§ **Source text**
►

I love the second one incorporating the Ball Retrieving Apparatus....


----------



## Debles (Sep 6, 2007)

How cute! Gunner only carries around MY socks!


----------



## moverking (Feb 26, 2007)

Faith's mommy said:


> those are easy to do - if you guys have other ideas, just let me know and i'll do more


We could all go home and do a lingerie/golden photo shoot for you...all we'd have to do is open our drawers and call the dogs:doh:


----------



## olik (Apr 13, 2008)

2 sling shots.....-very funny!


----------



## Oaklys Dad (Dec 28, 2005)

So Eddie has come out of the closet as a cross dresser.  I'm loving all the captions.


----------



## Adriennelane (Feb 13, 2008)

Lucy will dig through an entire pile of sorted laundry to find my panties and bras.


----------



## AndyFarmer (Jul 9, 2007)

Boys will be boys!!


----------



## 3459 (Dec 27, 2007)

AndyFarmer said:


> Boys will be boys!!


Uh . . . that kind of leaves my sweet Abbey without an excuse!  LOL


----------



## jaireen (Feb 25, 2008)

rotfl....those are lovely pix....haha...


----------

◄

§ **Information supplied**
►

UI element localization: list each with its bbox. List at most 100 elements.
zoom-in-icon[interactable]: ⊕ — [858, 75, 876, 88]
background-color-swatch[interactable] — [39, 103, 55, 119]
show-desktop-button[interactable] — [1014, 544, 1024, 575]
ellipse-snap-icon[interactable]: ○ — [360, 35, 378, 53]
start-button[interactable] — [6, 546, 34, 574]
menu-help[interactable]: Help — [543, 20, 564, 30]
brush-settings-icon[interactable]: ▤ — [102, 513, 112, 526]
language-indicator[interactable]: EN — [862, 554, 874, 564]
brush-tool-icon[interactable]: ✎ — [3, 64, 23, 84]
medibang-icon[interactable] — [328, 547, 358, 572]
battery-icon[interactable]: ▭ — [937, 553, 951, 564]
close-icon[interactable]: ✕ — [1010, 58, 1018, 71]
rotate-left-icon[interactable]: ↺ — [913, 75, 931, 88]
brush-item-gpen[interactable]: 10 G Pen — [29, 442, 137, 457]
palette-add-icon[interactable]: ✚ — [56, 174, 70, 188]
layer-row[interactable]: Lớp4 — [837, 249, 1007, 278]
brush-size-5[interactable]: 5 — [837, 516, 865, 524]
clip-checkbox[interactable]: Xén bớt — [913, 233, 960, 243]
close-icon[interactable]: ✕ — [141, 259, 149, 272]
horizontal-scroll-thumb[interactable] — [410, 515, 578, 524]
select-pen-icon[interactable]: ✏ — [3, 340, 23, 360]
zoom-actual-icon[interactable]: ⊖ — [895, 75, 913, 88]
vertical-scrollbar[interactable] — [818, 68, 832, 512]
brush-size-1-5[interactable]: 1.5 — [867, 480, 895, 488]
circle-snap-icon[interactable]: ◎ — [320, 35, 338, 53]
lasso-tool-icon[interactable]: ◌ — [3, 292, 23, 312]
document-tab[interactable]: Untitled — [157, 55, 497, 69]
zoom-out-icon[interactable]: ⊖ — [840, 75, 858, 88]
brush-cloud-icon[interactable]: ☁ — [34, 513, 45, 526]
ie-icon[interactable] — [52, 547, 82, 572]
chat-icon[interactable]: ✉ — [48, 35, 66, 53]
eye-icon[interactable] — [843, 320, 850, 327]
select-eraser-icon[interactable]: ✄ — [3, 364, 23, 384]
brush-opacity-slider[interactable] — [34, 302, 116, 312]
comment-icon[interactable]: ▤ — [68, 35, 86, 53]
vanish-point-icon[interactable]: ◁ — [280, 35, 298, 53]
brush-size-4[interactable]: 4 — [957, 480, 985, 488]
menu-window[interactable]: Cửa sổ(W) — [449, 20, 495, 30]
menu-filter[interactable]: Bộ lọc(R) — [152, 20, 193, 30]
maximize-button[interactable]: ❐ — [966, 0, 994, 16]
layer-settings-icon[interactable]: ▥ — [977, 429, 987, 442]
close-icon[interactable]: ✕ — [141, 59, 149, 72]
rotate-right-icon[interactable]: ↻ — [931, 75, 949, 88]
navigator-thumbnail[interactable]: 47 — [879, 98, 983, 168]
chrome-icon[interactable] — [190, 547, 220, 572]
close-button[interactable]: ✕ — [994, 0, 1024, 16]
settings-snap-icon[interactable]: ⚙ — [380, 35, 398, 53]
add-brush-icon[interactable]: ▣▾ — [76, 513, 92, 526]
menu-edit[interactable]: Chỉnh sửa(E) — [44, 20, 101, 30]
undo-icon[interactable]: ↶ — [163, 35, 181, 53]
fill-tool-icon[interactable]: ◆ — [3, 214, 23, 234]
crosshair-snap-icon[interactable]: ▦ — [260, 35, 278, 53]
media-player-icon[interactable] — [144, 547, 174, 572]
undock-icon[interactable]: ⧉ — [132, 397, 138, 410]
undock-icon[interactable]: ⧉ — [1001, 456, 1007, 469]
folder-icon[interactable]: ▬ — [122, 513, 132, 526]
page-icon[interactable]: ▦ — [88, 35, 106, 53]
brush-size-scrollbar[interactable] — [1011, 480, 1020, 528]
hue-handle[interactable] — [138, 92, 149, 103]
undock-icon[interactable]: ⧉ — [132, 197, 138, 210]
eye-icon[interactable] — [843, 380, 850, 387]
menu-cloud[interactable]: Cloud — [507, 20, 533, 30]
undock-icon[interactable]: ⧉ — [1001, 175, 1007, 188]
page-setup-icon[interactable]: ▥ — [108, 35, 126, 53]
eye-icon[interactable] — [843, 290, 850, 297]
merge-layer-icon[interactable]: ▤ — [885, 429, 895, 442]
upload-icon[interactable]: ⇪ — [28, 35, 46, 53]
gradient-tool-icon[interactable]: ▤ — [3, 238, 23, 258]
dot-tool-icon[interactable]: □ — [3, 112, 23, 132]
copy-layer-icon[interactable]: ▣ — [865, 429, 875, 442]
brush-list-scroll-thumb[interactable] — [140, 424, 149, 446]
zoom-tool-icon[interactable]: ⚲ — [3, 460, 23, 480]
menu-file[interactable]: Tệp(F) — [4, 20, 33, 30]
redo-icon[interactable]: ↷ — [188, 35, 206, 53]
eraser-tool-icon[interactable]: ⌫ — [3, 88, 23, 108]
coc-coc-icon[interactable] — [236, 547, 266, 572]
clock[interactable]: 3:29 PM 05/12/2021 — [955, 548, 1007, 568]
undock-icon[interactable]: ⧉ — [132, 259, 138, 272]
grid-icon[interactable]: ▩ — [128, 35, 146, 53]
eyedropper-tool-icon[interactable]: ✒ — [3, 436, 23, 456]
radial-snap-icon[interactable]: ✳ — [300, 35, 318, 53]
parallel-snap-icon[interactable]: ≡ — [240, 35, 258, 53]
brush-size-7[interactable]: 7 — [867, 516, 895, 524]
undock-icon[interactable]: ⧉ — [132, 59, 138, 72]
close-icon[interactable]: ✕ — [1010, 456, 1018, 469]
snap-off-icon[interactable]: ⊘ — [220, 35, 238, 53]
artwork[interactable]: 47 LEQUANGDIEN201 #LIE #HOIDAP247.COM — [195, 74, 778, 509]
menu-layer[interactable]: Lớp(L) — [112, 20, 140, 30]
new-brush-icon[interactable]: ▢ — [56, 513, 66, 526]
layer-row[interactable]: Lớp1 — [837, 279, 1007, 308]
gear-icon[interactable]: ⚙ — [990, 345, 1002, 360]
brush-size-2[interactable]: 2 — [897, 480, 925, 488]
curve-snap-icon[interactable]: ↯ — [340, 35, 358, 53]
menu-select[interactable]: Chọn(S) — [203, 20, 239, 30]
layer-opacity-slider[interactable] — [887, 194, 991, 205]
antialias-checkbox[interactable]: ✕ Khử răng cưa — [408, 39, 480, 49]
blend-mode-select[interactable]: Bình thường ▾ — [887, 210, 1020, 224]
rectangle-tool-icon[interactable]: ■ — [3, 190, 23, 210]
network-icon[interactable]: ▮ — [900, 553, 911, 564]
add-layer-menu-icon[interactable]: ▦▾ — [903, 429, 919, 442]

◄
►

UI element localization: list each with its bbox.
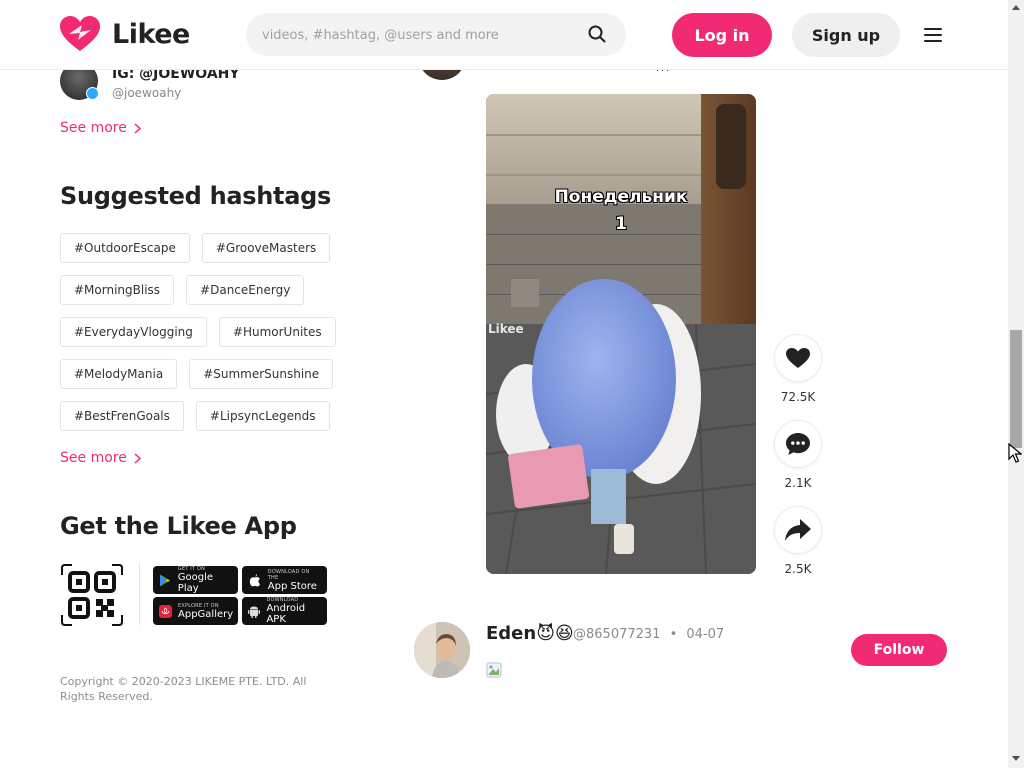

◄

§ **What to produce**
Write out the passage of the forum thread above about the dogs and the laundry from "2 sling shots.....-very" to "all the captions.", word for word.

§ **Written reply**
2 sling shots.....-very funny!


----------



## Oaklys Dad (Dec 28, 2005)

So Eddie has come out of the closet as a cross dresser.  I'm loving all the captions.